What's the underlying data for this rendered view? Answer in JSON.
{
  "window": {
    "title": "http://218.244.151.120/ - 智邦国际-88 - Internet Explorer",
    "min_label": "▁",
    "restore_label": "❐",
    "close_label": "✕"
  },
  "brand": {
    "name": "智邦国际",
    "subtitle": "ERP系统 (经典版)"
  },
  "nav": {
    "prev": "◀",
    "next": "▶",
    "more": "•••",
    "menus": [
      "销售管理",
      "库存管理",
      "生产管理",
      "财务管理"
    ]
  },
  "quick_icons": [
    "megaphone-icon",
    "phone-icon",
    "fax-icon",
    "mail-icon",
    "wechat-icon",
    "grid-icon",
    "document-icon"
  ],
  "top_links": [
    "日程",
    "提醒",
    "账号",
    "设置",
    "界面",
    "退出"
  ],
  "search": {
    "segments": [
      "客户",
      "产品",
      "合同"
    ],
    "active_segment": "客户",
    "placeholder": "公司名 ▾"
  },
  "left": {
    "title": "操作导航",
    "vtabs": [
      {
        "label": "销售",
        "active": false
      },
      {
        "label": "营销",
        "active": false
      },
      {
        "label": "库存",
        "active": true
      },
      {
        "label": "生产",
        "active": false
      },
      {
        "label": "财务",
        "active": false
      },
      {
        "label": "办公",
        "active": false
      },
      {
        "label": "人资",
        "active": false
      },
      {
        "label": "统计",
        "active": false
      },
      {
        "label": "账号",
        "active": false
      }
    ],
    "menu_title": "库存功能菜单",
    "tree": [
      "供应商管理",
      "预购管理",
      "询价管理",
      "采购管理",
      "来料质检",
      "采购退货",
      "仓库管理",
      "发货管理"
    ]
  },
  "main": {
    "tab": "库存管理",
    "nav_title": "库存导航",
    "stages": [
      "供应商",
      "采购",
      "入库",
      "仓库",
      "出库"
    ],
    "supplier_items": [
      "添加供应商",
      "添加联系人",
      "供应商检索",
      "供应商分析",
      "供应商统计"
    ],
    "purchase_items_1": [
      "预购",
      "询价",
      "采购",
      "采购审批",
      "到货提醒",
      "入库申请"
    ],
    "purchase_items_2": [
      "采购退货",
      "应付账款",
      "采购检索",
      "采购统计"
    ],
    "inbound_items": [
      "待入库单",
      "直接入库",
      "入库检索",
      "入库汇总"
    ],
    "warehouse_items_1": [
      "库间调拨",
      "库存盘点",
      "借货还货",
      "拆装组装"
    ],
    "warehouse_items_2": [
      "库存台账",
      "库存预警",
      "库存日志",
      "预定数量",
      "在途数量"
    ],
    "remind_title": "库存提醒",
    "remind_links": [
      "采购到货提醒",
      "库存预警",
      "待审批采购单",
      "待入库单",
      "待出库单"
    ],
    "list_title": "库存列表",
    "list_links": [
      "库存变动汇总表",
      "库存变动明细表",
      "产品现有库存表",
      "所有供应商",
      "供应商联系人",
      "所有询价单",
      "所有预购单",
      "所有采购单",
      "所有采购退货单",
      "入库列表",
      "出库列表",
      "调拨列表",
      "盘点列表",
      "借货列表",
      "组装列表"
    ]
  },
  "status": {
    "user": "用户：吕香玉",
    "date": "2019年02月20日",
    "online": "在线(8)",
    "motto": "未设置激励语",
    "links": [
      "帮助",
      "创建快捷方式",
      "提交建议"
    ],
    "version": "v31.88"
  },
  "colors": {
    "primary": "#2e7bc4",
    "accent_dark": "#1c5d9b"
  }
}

◇ ◇ ◇

Given task
Copy each entry exactly, with nothing added or dropped.

Solution below
What's the underlying data for this rendered view? Answer in JSON.
{
  "window": {
    "title": "http://218.244.151.120/ - 智邦国际-88 - Internet Explorer",
    "min_label": "▁",
    "restore_label": "❐",
    "close_label": "✕"
  },
  "brand": {
    "name": "智邦国际",
    "subtitle": "ERP系统 (经典版)"
  },
  "nav": {
    "prev": "◀",
    "next": "▶",
    "more": "•••",
    "menus": [
      "销售管理",
      "库存管理",
      "生产管理",
      "财务管理"
    ]
  },
  "quick_icons": [
    "megaphone-icon",
    "phone-icon",
    "fax-icon",
    "mail-icon",
    "wechat-icon",
    "grid-icon",
    "document-icon"
  ],
  "top_links": [
    "日程",
    "提醒",
    "账号",
    "设置",
    "界面",
    "退出"
  ],
  "search": {
    "segments": [
      "客户",
      "产品",
      "合同"
    ],
    "active_segment": "客户",
    "placeholder": "公司名 ▾"
  },
  "left": {
    "title": "操作导航",
    "vtabs": [
      {
        "label": "销售",
        "active": false
      },
      {
        "label": "营销",
        "active": false
      },
      {
        "label": "库存",
        "active": true
      },
      {
        "label": "生产",
        "active": false
      },
      {
        "label": "财务",
        "active": false
      },
      {
        "label": "办公",
        "active": false
      },
      {
        "label": "人资",
        "active": false
      },
      {
        "label": "统计",
        "active": false
      },
      {
        "label": "账号",
        "active": false
      }
    ],
    "menu_title": "库存功能菜单",
    "tree": [
      "供应商管理",
      "预购管理",
      "询价管理",
      "采购管理",
      "来料质检",
      "采购退货",
      "仓库管理",
      "发货管理"
    ]
  },
  "main": {
    "tab": "库存管理",
    "nav_title": "库存导航",
    "stages": [
      "供应商",
      "采购",
      "入库",
      "仓库",
      "出库"
    ],
    "supplier_items": [
      "添加供应商",
      "添加联系人",
      "供应商检索",
      "供应商分析",
      "供应商统计"
    ],
    "purchase_items_1": [
      "预购",
      "询价",
      "采购",
      "采购审批",
      "到货提醒",
      "入库申请"
    ],
    "purchase_items_2": [
      "采购退货",
      "应付账款",
      "采购检索",
      "采购统计"
    ],
    "inbound_items": [
      "待入库单",
      "直接入库",
      "入库检索",
      "入库汇总"
    ],
    "warehouse_items_1": [
      "库间调拨",
      "库存盘点",
      "借货还货",
      "拆装组装"
    ],
    "warehouse_items_2": [
      "库存台账",
      "库存预警",
      "库存日志",
      "预定数量",
      "在途数量"
    ],
    "remind_title": "库存提醒",
    "remind_links": [
      "采购到货提醒",
      "库存预警",
      "待审批采购单",
      "待入库单",
      "待出库单"
    ],
    "list_title": "库存列表",
    "list_links": [
      "库存变动汇总表",
      "库存变动明细表",
      "产品现有库存表",
      "所有供应商",
      "供应商联系人",
      "所有询价单",
      "所有预购单",
      "所有采购单",
      "所有采购退货单",
      "入库列表",
      "出库列表",
      "调拨列表",
      "盘点列表",
      "借货列表",
      "组装列表"
    ]
  },
  "status": {
    "user": "用户：吕香玉",
    "date": "2019年02月20日",
    "online": "在线(8)",
    "motto": "未设置激励语",
    "links": [
      "帮助",
      "创建快捷方式",
      "提交建议"
    ],
    "version": "v31.88"
  },
  "colors": {
    "primary": "#2e7bc4",
    "accent_dark": "#1c5d9b"
  }
}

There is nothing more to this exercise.